▶ Source passage
········

Last session, we followed the Jesseks on their first major job — the burglary of a valuable ruby, one of the seven Emperor’s Tears, from the stately manner of one Roland Molino, a wealthy director of the North Hook Trading Company. The job went off without a hitch, until the very end, when a rogue specter — one of the many that haunts Duskwall — attacked Aldo as he made off with the gem. He was saved by an unexpected ally: The Jesseks’ long-lost sister, Emma, who seems to have learned a few tricks in her absence, and is seemingly held captive by “Madame,” who commands Mr. Seek, a fearsome hunter. After failing to rescue Emma, Aldo returned to his brothers, who went about business as usual as low-level thieves in Crow’s Foot.
After fencing the jewel, the Jesseks were faced with a few opportunities for new scores, and we put it up to a reader poll to decide where they’d focus their efforts next. Here are the results!

········

▶ Instruction 1
Transcribe the entries exactly. Begin at the first line of the entries and stop after the line that has "platform-combo[interactable]: 活动(x64) <box>486", including both.
The session recap and the entries come from separate sources.

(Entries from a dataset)
········

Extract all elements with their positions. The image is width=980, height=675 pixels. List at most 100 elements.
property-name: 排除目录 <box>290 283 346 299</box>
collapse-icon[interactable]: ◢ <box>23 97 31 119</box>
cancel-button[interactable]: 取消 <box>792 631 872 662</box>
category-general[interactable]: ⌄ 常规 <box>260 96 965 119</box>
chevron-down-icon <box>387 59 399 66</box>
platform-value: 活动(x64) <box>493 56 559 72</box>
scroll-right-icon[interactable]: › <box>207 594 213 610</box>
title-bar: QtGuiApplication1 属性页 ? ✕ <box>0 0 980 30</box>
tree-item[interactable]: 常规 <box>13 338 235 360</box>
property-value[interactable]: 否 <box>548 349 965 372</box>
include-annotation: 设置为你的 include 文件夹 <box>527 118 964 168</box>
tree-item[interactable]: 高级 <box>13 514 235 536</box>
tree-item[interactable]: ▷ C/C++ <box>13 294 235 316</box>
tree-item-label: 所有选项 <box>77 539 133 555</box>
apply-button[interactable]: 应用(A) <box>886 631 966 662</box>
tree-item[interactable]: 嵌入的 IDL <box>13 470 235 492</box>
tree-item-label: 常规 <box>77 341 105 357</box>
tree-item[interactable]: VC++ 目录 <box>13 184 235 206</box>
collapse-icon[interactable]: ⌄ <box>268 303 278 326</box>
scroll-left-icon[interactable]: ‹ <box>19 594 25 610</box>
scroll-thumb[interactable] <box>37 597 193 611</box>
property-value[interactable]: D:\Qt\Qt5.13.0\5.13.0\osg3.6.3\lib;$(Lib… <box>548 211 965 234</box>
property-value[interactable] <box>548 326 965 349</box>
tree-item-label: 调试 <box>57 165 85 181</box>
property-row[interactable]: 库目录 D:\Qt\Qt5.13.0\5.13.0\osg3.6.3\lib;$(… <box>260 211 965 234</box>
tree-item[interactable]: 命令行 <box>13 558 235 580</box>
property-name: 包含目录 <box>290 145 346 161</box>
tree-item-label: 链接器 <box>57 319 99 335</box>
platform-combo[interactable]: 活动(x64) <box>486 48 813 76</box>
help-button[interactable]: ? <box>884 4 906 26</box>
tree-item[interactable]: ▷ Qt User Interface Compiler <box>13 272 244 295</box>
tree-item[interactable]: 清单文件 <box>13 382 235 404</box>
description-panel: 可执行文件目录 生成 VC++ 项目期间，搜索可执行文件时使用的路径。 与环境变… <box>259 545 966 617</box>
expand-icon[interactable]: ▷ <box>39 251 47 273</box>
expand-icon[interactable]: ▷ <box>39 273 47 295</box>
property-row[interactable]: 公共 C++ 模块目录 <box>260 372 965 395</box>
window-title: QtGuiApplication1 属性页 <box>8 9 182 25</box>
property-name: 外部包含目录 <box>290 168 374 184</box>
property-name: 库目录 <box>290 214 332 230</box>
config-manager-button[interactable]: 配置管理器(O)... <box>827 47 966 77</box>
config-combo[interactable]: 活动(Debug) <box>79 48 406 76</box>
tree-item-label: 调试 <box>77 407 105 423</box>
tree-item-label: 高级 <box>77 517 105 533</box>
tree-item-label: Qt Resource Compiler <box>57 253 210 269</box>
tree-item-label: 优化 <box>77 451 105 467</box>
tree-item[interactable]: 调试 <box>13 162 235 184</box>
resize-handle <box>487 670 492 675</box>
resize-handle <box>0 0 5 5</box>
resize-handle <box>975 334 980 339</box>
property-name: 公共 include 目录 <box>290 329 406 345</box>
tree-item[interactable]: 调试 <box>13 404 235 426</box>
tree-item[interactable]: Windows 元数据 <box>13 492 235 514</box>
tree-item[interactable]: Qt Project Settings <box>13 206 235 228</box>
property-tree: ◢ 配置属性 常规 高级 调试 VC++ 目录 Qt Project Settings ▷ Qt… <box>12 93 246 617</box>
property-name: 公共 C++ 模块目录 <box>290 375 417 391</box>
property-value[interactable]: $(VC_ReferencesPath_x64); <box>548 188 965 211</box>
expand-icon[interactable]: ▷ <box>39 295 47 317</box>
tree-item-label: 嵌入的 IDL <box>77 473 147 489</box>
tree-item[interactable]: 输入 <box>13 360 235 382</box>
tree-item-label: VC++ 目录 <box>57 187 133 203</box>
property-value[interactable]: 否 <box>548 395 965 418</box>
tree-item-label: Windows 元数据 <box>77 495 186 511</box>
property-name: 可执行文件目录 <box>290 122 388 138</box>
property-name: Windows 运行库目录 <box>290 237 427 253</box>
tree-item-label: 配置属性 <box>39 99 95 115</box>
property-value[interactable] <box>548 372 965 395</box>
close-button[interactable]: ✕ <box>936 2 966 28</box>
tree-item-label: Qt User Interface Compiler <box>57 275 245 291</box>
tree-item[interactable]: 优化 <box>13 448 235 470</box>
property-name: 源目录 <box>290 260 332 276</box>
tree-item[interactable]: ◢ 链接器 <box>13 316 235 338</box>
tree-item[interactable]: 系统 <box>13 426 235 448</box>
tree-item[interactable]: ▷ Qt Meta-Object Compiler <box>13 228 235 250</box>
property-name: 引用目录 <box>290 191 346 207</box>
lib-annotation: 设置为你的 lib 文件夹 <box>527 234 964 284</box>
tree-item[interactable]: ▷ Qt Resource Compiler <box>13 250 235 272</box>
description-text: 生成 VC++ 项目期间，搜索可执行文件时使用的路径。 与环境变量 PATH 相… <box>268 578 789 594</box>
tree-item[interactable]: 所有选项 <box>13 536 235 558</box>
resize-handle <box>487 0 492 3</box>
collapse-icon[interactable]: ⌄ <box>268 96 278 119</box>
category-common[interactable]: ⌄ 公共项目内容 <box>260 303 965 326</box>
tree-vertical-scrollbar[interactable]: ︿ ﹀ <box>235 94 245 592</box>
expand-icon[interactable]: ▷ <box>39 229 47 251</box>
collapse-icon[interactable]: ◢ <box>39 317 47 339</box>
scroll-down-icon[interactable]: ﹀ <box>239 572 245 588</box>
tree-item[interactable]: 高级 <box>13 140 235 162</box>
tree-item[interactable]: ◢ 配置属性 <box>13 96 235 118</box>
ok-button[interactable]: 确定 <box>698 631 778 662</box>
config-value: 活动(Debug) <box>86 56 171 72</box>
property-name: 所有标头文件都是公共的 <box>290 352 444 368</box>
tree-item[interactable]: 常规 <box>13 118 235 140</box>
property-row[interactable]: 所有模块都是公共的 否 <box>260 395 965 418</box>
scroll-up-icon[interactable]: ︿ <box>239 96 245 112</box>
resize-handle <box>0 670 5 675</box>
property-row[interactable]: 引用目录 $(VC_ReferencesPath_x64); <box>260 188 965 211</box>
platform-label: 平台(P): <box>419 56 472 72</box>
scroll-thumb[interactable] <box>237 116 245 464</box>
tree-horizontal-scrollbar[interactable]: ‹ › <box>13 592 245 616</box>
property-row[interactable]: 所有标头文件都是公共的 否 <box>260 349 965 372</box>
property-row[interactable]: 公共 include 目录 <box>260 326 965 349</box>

········

▶ Instruction 2
Restate word for word the part of the session recap that begins at the words "After fencing the" and stops after "are the results!".

▶ Correct output 1
Extract all elements with their positions. The image is width=980, height=675 pixels. List at most 100 elements.
property-name: 排除目录 <box>290 283 346 299</box>
collapse-icon[interactable]: ◢ <box>23 97 31 119</box>
cancel-button[interactable]: 取消 <box>792 631 872 662</box>
category-general[interactable]: ⌄ 常规 <box>260 96 965 119</box>
chevron-down-icon <box>387 59 399 66</box>
platform-value: 活动(x64) <box>493 56 559 72</box>
scroll-right-icon[interactable]: › <box>207 594 213 610</box>
title-bar: QtGuiApplication1 属性页 ? ✕ <box>0 0 980 30</box>
tree-item[interactable]: 常规 <box>13 338 235 360</box>
property-value[interactable]: 否 <box>548 349 965 372</box>
include-annotation: 设置为你的 include 文件夹 <box>527 118 964 168</box>
tree-item[interactable]: 高级 <box>13 514 235 536</box>
tree-item[interactable]: ▷ C/C++ <box>13 294 235 316</box>
tree-item-label: 所有选项 <box>77 539 133 555</box>
apply-button[interactable]: 应用(A) <box>886 631 966 662</box>
tree-item[interactable]: 嵌入的 IDL <box>13 470 235 492</box>
tree-item-label: 常规 <box>77 341 105 357</box>
tree-item[interactable]: VC++ 目录 <box>13 184 235 206</box>
collapse-icon[interactable]: ⌄ <box>268 303 278 326</box>
scroll-left-icon[interactable]: ‹ <box>19 594 25 610</box>
scroll-thumb[interactable] <box>37 597 193 611</box>
property-value[interactable]: D:\Qt\Qt5.13.0\5.13.0\osg3.6.3\lib;$(Lib… <box>548 211 965 234</box>
property-value[interactable] <box>548 326 965 349</box>
tree-item-label: 调试 <box>57 165 85 181</box>
property-row[interactable]: 库目录 D:\Qt\Qt5.13.0\5.13.0\osg3.6.3\lib;$(… <box>260 211 965 234</box>
tree-item[interactable]: 命令行 <box>13 558 235 580</box>
property-name: 包含目录 <box>290 145 346 161</box>
tree-item-label: 链接器 <box>57 319 99 335</box>
platform-combo[interactable]: 活动(x64) <box>486 48 813 76</box>

▶ Correct output 2
After fencing the jewel, the Jesseks were faced with a few opportunities for new scores, and we put it up to a reader poll to decide where they’d focus their efforts next. Here are the results!